[Extracted records]
%%
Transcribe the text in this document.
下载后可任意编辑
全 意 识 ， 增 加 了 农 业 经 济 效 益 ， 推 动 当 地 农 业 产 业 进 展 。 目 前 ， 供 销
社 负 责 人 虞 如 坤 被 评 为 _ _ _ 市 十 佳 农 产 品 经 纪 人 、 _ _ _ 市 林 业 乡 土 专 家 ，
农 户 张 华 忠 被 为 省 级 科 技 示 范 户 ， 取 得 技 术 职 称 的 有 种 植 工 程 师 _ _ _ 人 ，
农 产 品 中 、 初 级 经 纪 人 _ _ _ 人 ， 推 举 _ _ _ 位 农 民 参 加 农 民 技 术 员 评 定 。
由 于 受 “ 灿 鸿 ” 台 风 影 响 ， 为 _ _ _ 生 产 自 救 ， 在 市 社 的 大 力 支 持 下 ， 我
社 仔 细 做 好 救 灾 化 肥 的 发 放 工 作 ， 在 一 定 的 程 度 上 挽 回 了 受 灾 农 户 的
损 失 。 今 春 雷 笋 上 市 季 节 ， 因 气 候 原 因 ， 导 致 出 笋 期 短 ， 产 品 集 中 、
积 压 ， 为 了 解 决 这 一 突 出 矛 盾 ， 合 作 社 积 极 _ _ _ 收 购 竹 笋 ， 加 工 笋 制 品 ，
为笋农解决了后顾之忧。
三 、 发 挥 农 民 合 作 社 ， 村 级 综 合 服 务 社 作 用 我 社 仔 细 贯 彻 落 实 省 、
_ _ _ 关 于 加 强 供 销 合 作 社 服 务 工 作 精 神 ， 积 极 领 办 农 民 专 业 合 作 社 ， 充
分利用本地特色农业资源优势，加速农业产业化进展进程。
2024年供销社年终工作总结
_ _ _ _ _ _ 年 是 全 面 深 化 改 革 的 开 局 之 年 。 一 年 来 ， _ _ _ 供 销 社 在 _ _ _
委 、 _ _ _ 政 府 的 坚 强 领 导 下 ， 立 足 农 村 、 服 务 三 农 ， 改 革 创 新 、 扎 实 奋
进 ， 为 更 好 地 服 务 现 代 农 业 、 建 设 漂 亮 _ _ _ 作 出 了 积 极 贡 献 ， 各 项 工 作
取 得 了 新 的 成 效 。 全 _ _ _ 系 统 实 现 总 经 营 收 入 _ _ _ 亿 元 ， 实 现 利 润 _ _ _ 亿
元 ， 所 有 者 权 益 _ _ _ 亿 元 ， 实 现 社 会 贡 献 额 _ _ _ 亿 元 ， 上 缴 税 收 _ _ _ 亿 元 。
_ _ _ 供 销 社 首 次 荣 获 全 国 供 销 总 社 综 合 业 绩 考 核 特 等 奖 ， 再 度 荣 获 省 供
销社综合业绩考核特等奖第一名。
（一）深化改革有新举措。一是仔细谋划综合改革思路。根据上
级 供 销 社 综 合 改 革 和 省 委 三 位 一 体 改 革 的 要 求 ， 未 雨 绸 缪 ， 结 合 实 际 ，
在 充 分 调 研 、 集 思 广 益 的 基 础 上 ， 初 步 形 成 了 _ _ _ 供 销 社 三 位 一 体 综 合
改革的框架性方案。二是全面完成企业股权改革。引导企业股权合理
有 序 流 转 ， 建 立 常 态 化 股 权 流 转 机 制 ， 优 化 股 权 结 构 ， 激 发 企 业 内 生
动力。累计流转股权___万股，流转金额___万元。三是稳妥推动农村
%%
Write out every entry again exactly, please, with nothing missing.

- Result of this task
Transcribe the text in this document.
下载后可任意编辑
全 意 识 ， 增 加 了 农 业 经 济 效 益 ， 推 动 当 地 农 业 产 业 进 展 。 目 前 ， 供 销
社 负 责 人 虞 如 坤 被 评 为 _ _ _ 市 十 佳 农 产 品 经 纪 人 、 _ _ _ 市 林 业 乡 土 专 家 ，
农 户 张 华 忠 被 为 省 级 科 技 示 范 户 ， 取 得 技 术 职 称 的 有 种 植 工 程 师 _ _ _ 人 ，
农 产 品 中 、 初 级 经 纪 人 _ _ _ 人 ， 推 举 _ _ _ 位 农 民 参 加 农 民 技 术 员 评 定 。
由 于 受 “ 灿 鸿 ” 台 风 影 响 ， 为 _ _ _ 生 产 自 救 ， 在 市 社 的 大 力 支 持 下 ， 我
社 仔 细 做 好 救 灾 化 肥 的 发 放 工 作 ， 在 一 定 的 程 度 上 挽 回 了 受 灾 农 户 的
损 失 。 今 春 雷 笋 上 市 季 节 ， 因 气 候 原 因 ， 导 致 出 笋 期 短 ， 产 品 集 中 、
积 压 ， 为 了 解 决 这 一 突 出 矛 盾 ， 合 作 社 积 极 _ _ _ 收 购 竹 笋 ， 加 工 笋 制 品 ，
为笋农解决了后顾之忧。
三 、 发 挥 农 民 合 作 社 ， 村 级 综 合 服 务 社 作 用 我 社 仔 细 贯 彻 落 实 省 、
_ _ _ 关 于 加 强 供 销 合 作 社 服 务 工 作 精 神 ， 积 极 领 办 农 民 专 业 合 作 社 ， 充
分利用本地特色农业资源优势，加速农业产业化进展进程。
2024年供销社年终工作总结
_ _ _ _ _ _ 年 是 全 面 深 化 改 革 的 开 局 之 年 。 一 年 来 ， _ _ _ 供 销 社 在 _ _ _
委 、 _ _ _ 政 府 的 坚 强 领 导 下 ， 立 足 农 村 、 服 务 三 农 ， 改 革 创 新 、 扎 实 奋
进 ， 为 更 好 地 服 务 现 代 农 业 、 建 设 漂 亮 _ _ _ 作 出 了 积 极 贡 献 ， 各 项 工 作
取 得 了 新 的 成 效 。 全 _ _ _ 系 统 实 现 总 经 营 收 入 _ _ _ 亿 元 ， 实 现 利 润 _ _ _ 亿
元 ， 所 有 者 权 益 _ _ _ 亿 元 ， 实 现 社 会 贡 献 额 _ _ _ 亿 元 ， 上 缴 税 收 _ _ _ 亿 元 。
_ _ _ 供 销 社 首 次 荣 获 全 国 供 销 总 社 综 合 业 绩 考 核 特 等 奖 ， 再 度 荣 获 省 供
销社综合业绩考核特等奖第一名。
（一）深化改革有新举措。一是仔细谋划综合改革思路。根据上
级 供 销 社 综 合 改 革 和 省 委 三 位 一 体 改 革 的 要 求 ， 未 雨 绸 缪 ， 结 合 实 际 ，
在 充 分 调 研 、 集 思 广 益 的 基 础 上 ， 初 步 形 成 了 _ _ _ 供 销 社 三 位 一 体 综 合
改革的框架性方案。二是全面完成企业股权改革。引导企业股权合理
有 序 流 转 ， 建 立 常 态 化 股 权 流 转 机 制 ， 优 化 股 权 结 构 ， 激 发 企 业 内 生
动力。累计流转股权___万股，流转金额___万元。三是稳妥推动农村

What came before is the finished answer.